In how many lines does the string "tous" appear? Answer with the number only.

### Record set
════════════════
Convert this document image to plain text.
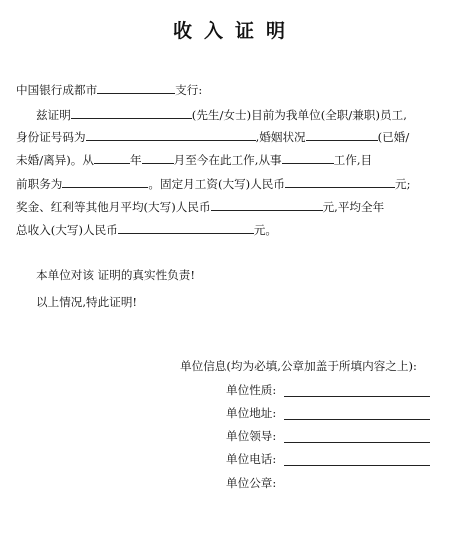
收入证明
中国银行成都市	支行:
兹证明	(先生/女士)目前为我单位(全职/兼职)员工,
身份证号码为	,婚姻状况	(已婚/
未婚/离异)。从	年	月至今在此工作,从事	工作,目
前职务为	。固定月工资(大写)人民币	元;
奖金、红利等其他月平均(大写)人民币	元,平均全年
总收入(大写)人民币	元。
本单位对该 证明的真实性负责!
以上情况,特此证明!
单位信息(均为必填,公章加盖于所填内容之上):
单位性质:
单位地址:
单位领导:
单位电话:
单位公章:
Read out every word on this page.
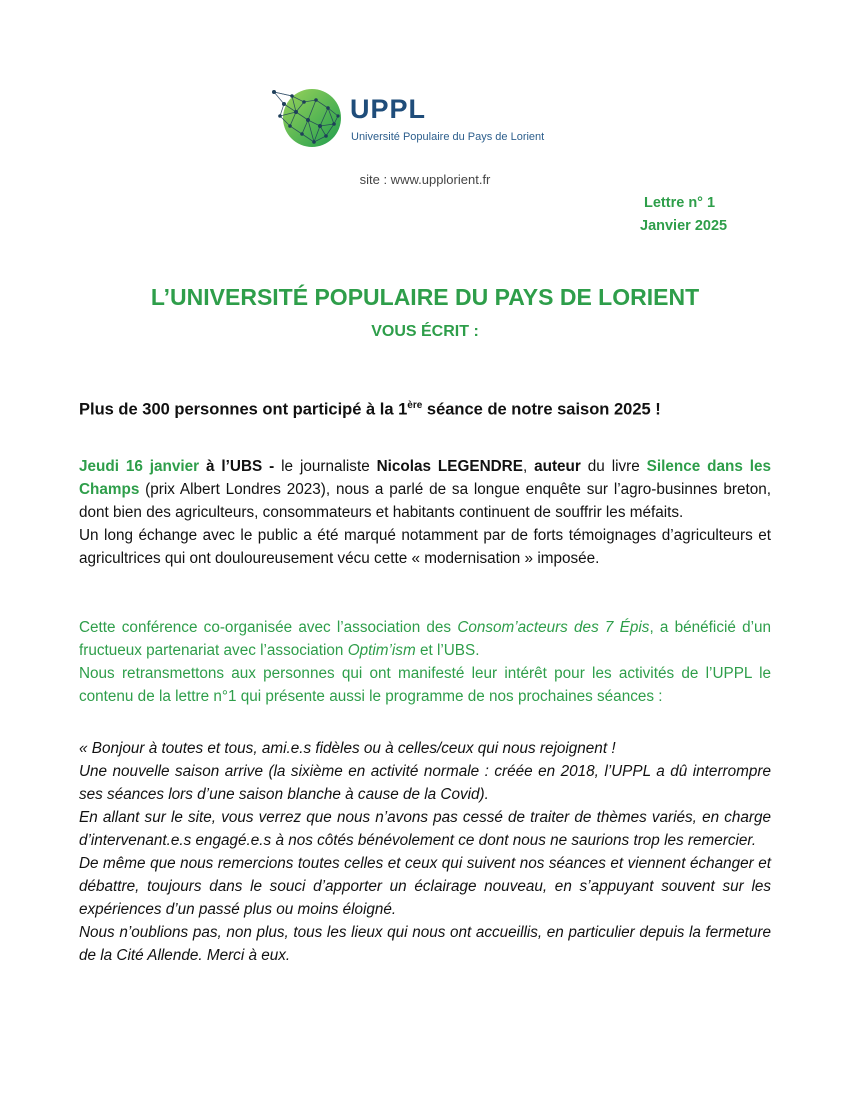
UPPL
Université Populaire du Pays de Lorient
site : www.upplorient.fr
Lettre n° 1
Janvier 2025
L’UNIVERSITÉ POPULAIRE DU PAYS DE LORIENT
VOUS ÉCRIT :
Plus de 300 personnes ont participé à la 1ère séance de notre saison 2025 !

Jeudi 16 janvier à l’UBS - le journaliste Nicolas LEGENDRE, auteur du livre Silence dans les Champs (prix Albert Londres 2023), nous a parlé de sa longue enquête sur l’agro-businnes breton, dont bien des agriculteurs, consommateurs et habitants continuent de souffrir les méfaits.

Un long échange avec le public a été marqué notamment par de forts témoignages d’agriculteurs et agricultrices qui ont douloureusement vécu cette « modernisation » imposée.

Cette conférence co-organisée avec l’association des Consom’acteurs des 7 Épis, a bénéficié d’un fructueux partenariat avec l’association Optim’ism et l’UBS.

Nous retransmettons aux personnes qui ont manifesté leur intérêt pour les activités de l’UPPL le contenu de la lettre n°1 qui présente aussi le programme de nos prochaines séances :

« Bonjour à toutes et tous, ami.e.s fidèles ou à celles/ceux qui nous rejoignent !

Une nouvelle saison arrive (la sixième en activité normale : créée en 2018, l’UPPL a dû interrompre ses séances lors d’une saison blanche à cause de la Covid).

En allant sur le site, vous verrez que nous n’avons pas cessé de traiter de thèmes variés, en charge d’intervenant.e.s engagé.e.s à nos côtés bénévolement ce dont nous ne saurions trop les remercier.

De même que nous remercions toutes celles et ceux qui suivent nos séances et viennent échanger et débattre, toujours dans le souci d’apporter un éclairage nouveau, en s’appuyant souvent sur les expériences d’un passé plus ou moins éloigné.

Nous n’oublions pas, non plus, tous les lieux qui nous ont accueillis, en particulier depuis la fermeture de la Cité Allende. Merci à eux.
════════════════
### Task answer
2